::: Document passage

UPDATE 2-SouthGobi drops sharply on Hong Kong debut

* Stock falls 12 pct on debut, (.HSI: ) index down

* Analysts say valuation much higher than peers

* Chief executive said expected stock to open down (Adds
CEO comment, details)

By Kennix Chim and Joseph Chaney

HONG KONG, Jan 29 (BestGrowthStock) – Shares in Canadian coal miner
SouthGobi Energy Resources Ltd (1878.HK: )(SGQ.TO: ) fell about 12
percent in their Hong Kong debut on Friday, hurt by the stock’s
overly high valuation and poor timing.

SouthGobi, which raised $439 million in its IPO, is the
second company to list in Hong Kong in 2010 after Russia’s UC
RUSAL (0486.HK: )(RUSAL.PA: ). Both trade at double-digit
percentages below their offering prices. [ID:nTOE60Q020]

Worries about monetary policy tightening in China have
pressured stock markets in Asia, hurting initial public
offerings both in Hong Kong and on the mainland.

On Thursday, shares of power transmission equipment maker
China XD Electric (601179.SS: ) also fell below their IPO price
in their Shanghai debut, the market’s worst debut since 2006,
underscoring poor investor sentiment. [ID:TOE60QAJ]

SouthGobi, also listed in Canada, fell as low as HK$105.6
in early trade in Hong Kong and by 0700 GMT were quoted at
HK$108, compared with its IPO price of HK$126.04.

“Peers have fallen by about 15 percent since — where it’s
trading now, we are quite happy. We expected it to open down
because it’s a soft market,” SouthGobi President and CEO
Alexander Molyneux told Reuters.

::::::
::: Data section

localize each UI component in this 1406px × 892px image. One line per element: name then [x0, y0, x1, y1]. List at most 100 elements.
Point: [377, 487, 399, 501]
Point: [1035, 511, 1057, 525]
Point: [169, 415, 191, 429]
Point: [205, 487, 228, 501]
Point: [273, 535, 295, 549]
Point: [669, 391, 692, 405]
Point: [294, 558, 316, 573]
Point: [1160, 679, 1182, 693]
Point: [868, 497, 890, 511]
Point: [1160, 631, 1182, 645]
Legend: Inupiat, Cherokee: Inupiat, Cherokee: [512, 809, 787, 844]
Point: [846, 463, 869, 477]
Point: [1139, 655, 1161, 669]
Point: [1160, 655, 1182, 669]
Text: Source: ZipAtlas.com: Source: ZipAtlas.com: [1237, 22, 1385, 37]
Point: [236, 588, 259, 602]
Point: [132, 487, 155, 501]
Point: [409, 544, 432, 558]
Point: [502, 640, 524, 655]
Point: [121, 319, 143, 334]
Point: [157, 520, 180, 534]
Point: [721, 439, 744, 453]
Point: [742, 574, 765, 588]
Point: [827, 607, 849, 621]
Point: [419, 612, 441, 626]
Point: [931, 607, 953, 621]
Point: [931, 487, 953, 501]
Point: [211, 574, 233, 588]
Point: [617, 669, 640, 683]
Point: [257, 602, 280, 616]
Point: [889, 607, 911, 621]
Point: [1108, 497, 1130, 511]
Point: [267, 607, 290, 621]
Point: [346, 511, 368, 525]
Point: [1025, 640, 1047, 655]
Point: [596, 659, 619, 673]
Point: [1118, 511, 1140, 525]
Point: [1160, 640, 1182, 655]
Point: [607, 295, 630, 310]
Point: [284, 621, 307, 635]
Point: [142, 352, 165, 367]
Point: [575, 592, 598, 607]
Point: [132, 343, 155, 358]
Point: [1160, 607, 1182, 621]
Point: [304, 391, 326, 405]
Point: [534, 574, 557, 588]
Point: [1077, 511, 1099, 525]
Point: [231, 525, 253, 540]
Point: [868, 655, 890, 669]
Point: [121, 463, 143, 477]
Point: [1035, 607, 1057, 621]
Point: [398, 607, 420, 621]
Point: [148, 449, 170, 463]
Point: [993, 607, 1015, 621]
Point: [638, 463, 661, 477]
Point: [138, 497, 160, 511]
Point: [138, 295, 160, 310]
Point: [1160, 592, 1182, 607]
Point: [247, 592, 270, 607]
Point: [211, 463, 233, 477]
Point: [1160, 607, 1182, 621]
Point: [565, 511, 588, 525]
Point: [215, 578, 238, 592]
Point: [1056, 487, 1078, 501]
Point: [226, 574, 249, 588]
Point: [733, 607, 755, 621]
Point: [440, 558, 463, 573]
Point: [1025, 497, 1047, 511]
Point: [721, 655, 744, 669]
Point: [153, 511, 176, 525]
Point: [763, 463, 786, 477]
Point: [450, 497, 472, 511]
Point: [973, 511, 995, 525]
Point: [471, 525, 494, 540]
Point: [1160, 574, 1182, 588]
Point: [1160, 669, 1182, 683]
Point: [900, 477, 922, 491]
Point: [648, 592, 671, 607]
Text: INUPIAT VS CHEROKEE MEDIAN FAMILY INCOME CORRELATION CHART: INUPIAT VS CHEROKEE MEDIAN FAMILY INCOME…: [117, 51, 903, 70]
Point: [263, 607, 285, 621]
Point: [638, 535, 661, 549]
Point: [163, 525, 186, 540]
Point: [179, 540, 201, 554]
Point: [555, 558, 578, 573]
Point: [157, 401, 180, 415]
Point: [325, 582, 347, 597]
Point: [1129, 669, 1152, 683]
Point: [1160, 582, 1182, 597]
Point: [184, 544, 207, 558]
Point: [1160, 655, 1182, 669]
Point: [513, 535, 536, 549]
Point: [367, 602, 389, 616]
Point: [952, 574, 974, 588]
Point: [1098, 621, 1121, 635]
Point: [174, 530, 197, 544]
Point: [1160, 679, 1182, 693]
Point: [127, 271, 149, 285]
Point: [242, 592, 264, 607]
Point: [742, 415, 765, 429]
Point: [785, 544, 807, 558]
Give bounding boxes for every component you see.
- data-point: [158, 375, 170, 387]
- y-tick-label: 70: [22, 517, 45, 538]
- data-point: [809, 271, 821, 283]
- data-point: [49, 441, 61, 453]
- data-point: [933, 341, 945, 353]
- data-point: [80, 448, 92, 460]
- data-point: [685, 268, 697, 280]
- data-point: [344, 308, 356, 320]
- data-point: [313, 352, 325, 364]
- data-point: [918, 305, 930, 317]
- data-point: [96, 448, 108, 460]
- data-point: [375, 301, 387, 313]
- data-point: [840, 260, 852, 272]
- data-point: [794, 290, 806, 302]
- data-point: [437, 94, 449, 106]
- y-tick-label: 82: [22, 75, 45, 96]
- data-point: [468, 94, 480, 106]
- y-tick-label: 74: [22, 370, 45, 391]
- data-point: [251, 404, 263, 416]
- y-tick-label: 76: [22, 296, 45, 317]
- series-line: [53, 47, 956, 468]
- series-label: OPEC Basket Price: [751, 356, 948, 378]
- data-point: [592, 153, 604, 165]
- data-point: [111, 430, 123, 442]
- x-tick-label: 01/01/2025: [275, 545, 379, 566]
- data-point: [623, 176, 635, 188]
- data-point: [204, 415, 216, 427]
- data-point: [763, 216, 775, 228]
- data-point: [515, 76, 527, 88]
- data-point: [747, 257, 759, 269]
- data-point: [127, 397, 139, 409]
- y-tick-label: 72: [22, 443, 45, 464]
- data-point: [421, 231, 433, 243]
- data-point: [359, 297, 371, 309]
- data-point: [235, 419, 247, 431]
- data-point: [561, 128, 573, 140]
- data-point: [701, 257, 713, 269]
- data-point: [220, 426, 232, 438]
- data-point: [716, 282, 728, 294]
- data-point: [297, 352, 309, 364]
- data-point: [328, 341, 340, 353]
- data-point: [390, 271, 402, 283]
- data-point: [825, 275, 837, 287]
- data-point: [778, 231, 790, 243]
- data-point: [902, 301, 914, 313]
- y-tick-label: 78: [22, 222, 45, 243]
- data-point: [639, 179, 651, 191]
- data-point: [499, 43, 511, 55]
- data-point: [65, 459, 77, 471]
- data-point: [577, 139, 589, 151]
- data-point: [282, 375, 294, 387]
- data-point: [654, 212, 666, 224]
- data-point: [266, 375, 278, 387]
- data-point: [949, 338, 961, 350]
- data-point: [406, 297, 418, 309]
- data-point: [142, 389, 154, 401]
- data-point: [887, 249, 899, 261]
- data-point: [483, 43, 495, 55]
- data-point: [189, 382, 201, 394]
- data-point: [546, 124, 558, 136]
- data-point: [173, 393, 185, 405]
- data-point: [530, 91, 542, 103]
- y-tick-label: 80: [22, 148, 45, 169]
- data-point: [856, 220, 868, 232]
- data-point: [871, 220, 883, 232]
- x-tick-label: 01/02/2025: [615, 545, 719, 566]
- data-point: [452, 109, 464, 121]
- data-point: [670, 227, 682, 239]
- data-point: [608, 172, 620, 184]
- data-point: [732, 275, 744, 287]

::::::

Exercise goal »
Reproduce word for word the part of the article on SouthGobi's Hong Kong debut that runs from "SouthGobi, also listed" to "Molyneux told Reuters.".

Answer to the problem »
SouthGobi, also listed in Canada, fell as low as HK$105.6
in early trade in Hong Kong and by 0700 GMT were quoted at
HK$108, compared with its IPO price of HK$126.04.

“Peers have fallen by about 15 percent since — where it’s
trading now, we are quite happy. We expected it to open down
because it’s a soft market,” SouthGobi President and CEO
Alexander Molyneux told Reuters.